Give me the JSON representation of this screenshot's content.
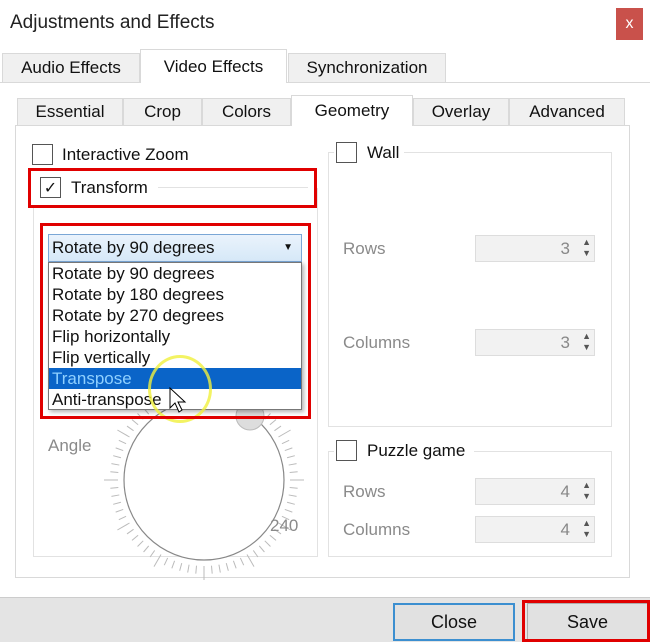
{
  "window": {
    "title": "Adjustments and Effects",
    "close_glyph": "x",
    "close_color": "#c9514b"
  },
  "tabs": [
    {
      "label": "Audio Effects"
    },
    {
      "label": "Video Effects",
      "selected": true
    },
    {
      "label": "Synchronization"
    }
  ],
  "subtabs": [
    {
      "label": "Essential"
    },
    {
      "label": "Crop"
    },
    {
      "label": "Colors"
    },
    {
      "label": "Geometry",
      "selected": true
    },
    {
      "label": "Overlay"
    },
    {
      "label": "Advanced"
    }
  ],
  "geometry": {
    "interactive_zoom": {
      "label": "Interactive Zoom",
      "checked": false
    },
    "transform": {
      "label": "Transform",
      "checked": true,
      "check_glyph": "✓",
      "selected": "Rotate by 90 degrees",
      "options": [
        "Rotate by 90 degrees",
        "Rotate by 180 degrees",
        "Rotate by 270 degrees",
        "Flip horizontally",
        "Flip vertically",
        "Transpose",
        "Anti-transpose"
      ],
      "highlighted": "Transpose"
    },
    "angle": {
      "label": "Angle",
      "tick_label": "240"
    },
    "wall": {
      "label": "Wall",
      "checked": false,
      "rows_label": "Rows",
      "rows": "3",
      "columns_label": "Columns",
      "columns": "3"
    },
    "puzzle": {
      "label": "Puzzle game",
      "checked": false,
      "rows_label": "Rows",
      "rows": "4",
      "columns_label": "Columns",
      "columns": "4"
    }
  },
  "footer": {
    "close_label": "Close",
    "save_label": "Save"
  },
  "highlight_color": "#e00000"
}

● **Task to complete**: What is needed is an exact reproduction of the data, pictures excluded.

● **Answer in full**:
Give me the JSON representation of this screenshot's content.
{
  "window": {
    "title": "Adjustments and Effects",
    "close_glyph": "x",
    "close_color": "#c9514b"
  },
  "tabs": [
    {
      "label": "Audio Effects"
    },
    {
      "label": "Video Effects",
      "selected": true
    },
    {
      "label": "Synchronization"
    }
  ],
  "subtabs": [
    {
      "label": "Essential"
    },
    {
      "label": "Crop"
    },
    {
      "label": "Colors"
    },
    {
      "label": "Geometry",
      "selected": true
    },
    {
      "label": "Overlay"
    },
    {
      "label": "Advanced"
    }
  ],
  "geometry": {
    "interactive_zoom": {
      "label": "Interactive Zoom",
      "checked": false
    },
    "transform": {
      "label": "Transform",
      "checked": true,
      "check_glyph": "✓",
      "selected": "Rotate by 90 degrees",
      "options": [
        "Rotate by 90 degrees",
        "Rotate by 180 degrees",
        "Rotate by 270 degrees",
        "Flip horizontally",
        "Flip vertically",
        "Transpose",
        "Anti-transpose"
      ],
      "highlighted": "Transpose"
    },
    "angle": {
      "label": "Angle",
      "tick_label": "240"
    },
    "wall": {
      "label": "Wall",
      "checked": false,
      "rows_label": "Rows",
      "rows": "3",
      "columns_label": "Columns",
      "columns": "3"
    },
    "puzzle": {
      "label": "Puzzle game",
      "checked": false,
      "rows_label": "Rows",
      "rows": "4",
      "columns_label": "Columns",
      "columns": "4"
    }
  },
  "footer": {
    "close_label": "Close",
    "save_label": "Save"
  },
  "highlight_color": "#e00000"
}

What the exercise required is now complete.